** Begin **
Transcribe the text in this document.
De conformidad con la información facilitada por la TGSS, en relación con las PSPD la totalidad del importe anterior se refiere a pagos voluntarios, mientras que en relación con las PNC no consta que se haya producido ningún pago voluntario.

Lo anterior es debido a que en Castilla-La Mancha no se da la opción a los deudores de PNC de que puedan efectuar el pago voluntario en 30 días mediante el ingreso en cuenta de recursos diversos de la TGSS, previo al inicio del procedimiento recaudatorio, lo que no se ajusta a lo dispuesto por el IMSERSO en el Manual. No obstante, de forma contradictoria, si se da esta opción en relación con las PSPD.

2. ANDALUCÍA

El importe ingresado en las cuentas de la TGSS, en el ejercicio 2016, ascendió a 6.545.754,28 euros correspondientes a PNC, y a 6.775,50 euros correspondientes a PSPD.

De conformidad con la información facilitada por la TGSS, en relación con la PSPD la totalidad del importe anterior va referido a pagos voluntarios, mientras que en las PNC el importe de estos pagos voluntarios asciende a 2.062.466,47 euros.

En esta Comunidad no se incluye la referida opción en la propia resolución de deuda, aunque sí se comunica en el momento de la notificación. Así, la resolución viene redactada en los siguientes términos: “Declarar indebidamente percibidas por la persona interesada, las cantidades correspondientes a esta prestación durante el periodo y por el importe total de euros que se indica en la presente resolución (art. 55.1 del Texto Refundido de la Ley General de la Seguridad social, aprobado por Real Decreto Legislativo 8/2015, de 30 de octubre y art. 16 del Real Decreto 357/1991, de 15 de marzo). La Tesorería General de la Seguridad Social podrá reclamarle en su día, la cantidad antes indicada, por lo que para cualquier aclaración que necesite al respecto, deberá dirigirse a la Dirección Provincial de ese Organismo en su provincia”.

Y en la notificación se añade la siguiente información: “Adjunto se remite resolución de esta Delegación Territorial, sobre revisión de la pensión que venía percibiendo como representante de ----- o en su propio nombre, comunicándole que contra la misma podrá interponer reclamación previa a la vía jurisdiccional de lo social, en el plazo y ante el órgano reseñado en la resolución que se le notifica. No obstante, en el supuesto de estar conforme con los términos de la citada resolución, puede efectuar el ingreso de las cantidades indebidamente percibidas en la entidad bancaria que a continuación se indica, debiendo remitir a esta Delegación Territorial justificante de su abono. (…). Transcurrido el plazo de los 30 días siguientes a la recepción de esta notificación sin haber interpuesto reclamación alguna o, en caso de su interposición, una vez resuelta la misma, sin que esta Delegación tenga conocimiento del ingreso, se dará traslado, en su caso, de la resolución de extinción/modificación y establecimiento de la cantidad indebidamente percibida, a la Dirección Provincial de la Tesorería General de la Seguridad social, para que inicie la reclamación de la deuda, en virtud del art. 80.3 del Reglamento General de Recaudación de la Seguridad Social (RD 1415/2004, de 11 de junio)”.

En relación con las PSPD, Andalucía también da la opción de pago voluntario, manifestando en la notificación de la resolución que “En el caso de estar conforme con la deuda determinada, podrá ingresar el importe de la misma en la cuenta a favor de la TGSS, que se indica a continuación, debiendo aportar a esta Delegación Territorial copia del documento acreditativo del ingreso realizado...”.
** End **
▸ **Exercise description**
Which lines contain "anterior"? Show each of them.

▸ **Response for this exercise**
De conformidad con la información facilitada por la TGSS, en relación con las PSPD la totalidad del importe anterior se refiere a pagos voluntarios, mientras que en relación con las PNC no consta que se haya producido ningún pago voluntario.
Lo anterior es debido a que en Castilla-La Mancha no se da la opción a los deudores de PNC de que puedan efectuar el pago voluntario en 30 días mediante el ingreso en cuenta de recursos diversos de la TGSS, previo al inicio del procedimiento recaudatorio, lo que no se ajusta a lo dispuesto por el IMSERSO en el Manual. No obstante, de forma contradictoria, si se da esta opción en relación con las PSPD.
De conformidad con la información facilitada por la TGSS, en relación con la PSPD la totalidad del importe anterior va referido a pagos voluntarios, mientras que en las PNC el importe de estos pagos voluntarios asciende a 2.062.466,47 euros.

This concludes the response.